● Extracted data:
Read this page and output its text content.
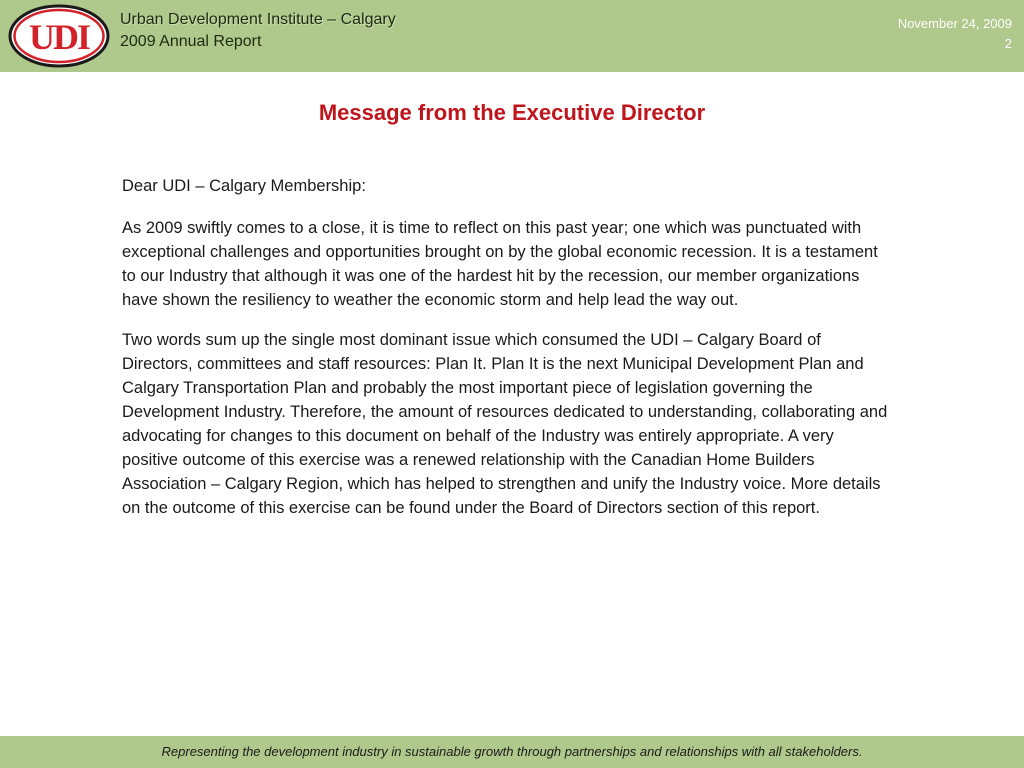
UDI Urban Development Institute – Calgary
2009 Annual Report
November 24, 2009
2
Message from the Executive Director

Dear UDI – Calgary Membership:

As 2009 swiftly comes to a close, it is time to reflect on this past year; one which was punctuated with exceptional challenges and opportunities brought on by the global economic recession. It is a testament to our Industry that although it was one of the hardest hit by the recession, our member organizations have shown the resiliency to weather the economic storm and help lead the way out.

Two words sum up the single most dominant issue which consumed the UDI – Calgary Board of Directors, committees and staff resources: Plan It. Plan It is the next Municipal Development Plan and Calgary Transportation Plan and probably the most important piece of legislation governing the Development Industry. Therefore, the amount of resources dedicated to understanding, collaborating and advocating for changes to this document on behalf of the Industry was entirely appropriate. A very positive outcome of this exercise was a renewed relationship with the Canadian Home Builders Association – Calgary Region, which has helped to strengthen and unify the Industry voice. More details on the outcome of this exercise can be found under the Board of Directors section of this report.

Representing the development industry in sustainable growth through partnerships and relationships with all stakeholders.
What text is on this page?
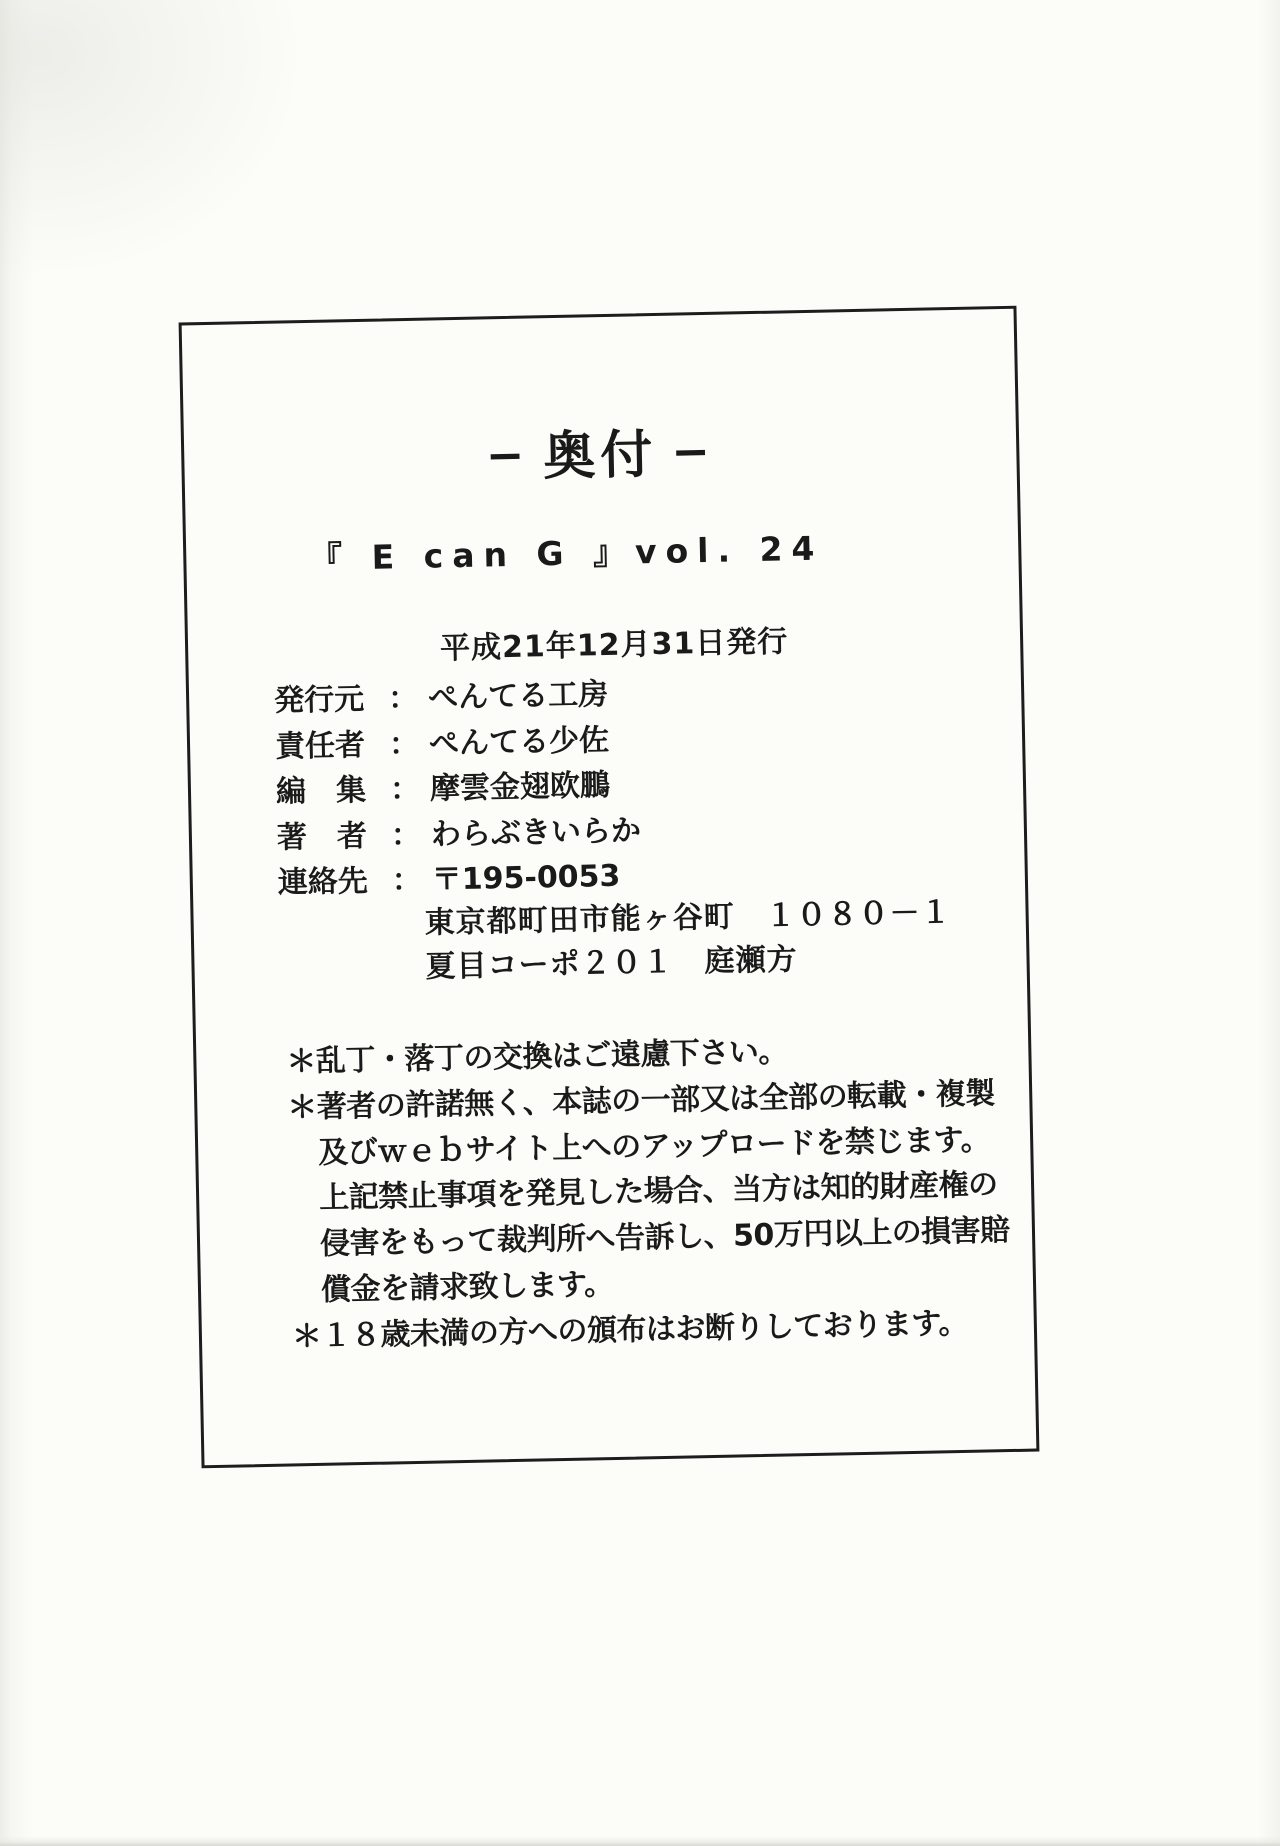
− 奥付 −
『 E can G 』vol. 24
平成21年12月31日発行
発行元 ： ぺんてる工房
責任者 ： ぺんてる少佐
編　集 ： 摩雲金翅欧鵬
著　者 ： わらぶきいらか
連絡先 ： 〒195-0053
東京都町田市能ヶ谷町　１０８０－１
夏目コーポ２０１　庭瀬方
＊乱丁・落丁の交換はご遠慮下さい。
＊著者の許諾無く、本誌の一部又は全部の転載・複製
及びｗｅｂサイト上へのアップロードを禁じます。
上記禁止事項を発見した場合、当方は知的財産権の
侵害をもって裁判所へ告訴し、50万円以上の損害賠
償金を請求致します。
＊１８歳未満の方への頒布はお断りしております。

● Given task:
The listing above needs to be output again exactly. Don't include the pictures.

● Task response:
Read this page and output its text content.
UDI Urban Development Institute – Calgary
2009 Annual Report
November 24, 2009
2
Message from the Executive Director

Dear UDI – Calgary Membership:

As 2009 swiftly comes to a close, it is time to reflect on this past year; one which was punctuated with exceptional challenges and opportunities brought on by the global economic recession. It is a testament to our Industry that although it was one of the hardest hit by the recession, our member organizations have shown the resiliency to weather the economic storm and help lead the way out.

Two words sum up the single most dominant issue which consumed the UDI – Calgary Board of Directors, committees and staff resources: Plan It. Plan It is the next Municipal Development Plan and Calgary Transportation Plan and probably the most important piece of legislation governing the Development Industry. Therefore, the amount of resources dedicated to understanding, collaborating and advocating for changes to this document on behalf of the Industry was entirely appropriate. A very positive outcome of this exercise was a renewed relationship with the Canadian Home Builders Association – Calgary Region, which has helped to strengthen and unify the Industry voice. More details on the outcome of this exercise can be found under the Board of Directors section of this report.

Representing the development industry in sustainable growth through partnerships and relationships with all stakeholders.
What text is on this page?
− 奥付 −
『 E can G 』vol. 24
平成21年12月31日発行
発行元 ： ぺんてる工房
責任者 ： ぺんてる少佐
編　集 ： 摩雲金翅欧鵬
著　者 ： わらぶきいらか
連絡先 ： 〒195-0053
東京都町田市能ヶ谷町　１０８０－１
夏目コーポ２０１　庭瀬方
＊乱丁・落丁の交換はご遠慮下さい。
＊著者の許諾無く、本誌の一部又は全部の転載・複製
及びｗｅｂサイト上へのアップロードを禁じます。
上記禁止事項を発見した場合、当方は知的財産権の
侵害をもって裁判所へ告訴し、50万円以上の損害賠
償金を請求致します。
＊１８歳未満の方への頒布はお断りしております。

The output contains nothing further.